● Aim of the task
Scan the records for the string "дворѣ"; copy each line where it occurs.

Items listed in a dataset
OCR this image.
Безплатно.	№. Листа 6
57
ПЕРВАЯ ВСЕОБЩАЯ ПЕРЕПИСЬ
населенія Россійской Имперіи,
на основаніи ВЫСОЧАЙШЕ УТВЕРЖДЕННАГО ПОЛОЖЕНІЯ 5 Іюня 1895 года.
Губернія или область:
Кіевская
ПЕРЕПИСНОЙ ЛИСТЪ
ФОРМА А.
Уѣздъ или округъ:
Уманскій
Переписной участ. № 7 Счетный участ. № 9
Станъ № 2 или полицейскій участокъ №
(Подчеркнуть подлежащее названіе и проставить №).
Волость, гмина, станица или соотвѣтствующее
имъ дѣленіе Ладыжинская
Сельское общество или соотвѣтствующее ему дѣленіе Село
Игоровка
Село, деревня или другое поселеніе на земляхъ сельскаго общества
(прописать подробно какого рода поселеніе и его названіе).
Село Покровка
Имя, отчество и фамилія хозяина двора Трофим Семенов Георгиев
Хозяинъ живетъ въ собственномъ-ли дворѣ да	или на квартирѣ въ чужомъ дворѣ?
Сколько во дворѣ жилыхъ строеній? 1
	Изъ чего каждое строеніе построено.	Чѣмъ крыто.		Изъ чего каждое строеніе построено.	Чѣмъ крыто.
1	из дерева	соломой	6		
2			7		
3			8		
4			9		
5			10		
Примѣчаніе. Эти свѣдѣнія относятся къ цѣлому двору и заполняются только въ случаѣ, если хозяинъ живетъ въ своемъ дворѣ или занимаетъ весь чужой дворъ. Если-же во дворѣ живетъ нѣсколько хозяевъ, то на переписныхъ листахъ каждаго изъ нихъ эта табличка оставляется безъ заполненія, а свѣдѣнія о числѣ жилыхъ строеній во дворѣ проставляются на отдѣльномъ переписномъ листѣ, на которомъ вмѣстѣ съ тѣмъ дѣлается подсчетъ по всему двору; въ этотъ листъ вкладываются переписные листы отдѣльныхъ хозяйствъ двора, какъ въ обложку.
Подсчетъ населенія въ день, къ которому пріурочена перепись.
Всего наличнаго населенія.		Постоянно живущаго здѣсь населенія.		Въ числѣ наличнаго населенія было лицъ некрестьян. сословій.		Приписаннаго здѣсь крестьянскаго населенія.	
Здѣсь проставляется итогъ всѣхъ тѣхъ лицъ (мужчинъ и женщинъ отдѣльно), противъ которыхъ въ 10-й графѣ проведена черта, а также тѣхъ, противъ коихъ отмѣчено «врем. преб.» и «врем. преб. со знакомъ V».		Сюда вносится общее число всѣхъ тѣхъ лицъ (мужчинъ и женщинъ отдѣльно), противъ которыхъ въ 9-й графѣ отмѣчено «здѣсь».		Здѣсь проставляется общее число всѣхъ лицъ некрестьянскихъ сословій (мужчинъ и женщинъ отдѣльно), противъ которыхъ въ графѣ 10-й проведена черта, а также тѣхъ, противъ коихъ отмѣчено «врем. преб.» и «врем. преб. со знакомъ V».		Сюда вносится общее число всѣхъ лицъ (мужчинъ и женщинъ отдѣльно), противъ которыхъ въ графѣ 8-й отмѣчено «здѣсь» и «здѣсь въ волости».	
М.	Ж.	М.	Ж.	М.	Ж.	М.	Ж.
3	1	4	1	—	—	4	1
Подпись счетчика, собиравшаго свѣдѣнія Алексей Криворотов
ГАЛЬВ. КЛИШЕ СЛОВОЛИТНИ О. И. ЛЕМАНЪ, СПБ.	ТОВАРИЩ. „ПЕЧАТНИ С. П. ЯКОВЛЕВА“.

● Reply to the task
Хозяинъ живетъ въ собственномъ-ли дворѣ да	или на квартирѣ въ чужомъ дворѣ?
Сколько во дворѣ жилыхъ строеній? 1
Примѣчаніе. Эти свѣдѣнія относятся къ цѣлому двору и заполняются только въ случаѣ, если хозяинъ живетъ въ своемъ дворѣ или занимаетъ весь чужой дворъ. Если-же во дворѣ живетъ нѣсколько хозяевъ, то на переписныхъ листахъ каждаго изъ нихъ эта табличка оставляется безъ заполненія, а свѣдѣнія о числѣ жилыхъ строеній во дворѣ проставляются на отдѣльномъ переписномъ листѣ, на которомъ вмѣстѣ съ тѣмъ дѣлается подсчетъ по всему двору; въ этотъ листъ вкладываются переписные листы отдѣльныхъ хозяйствъ двора, какъ въ обложку.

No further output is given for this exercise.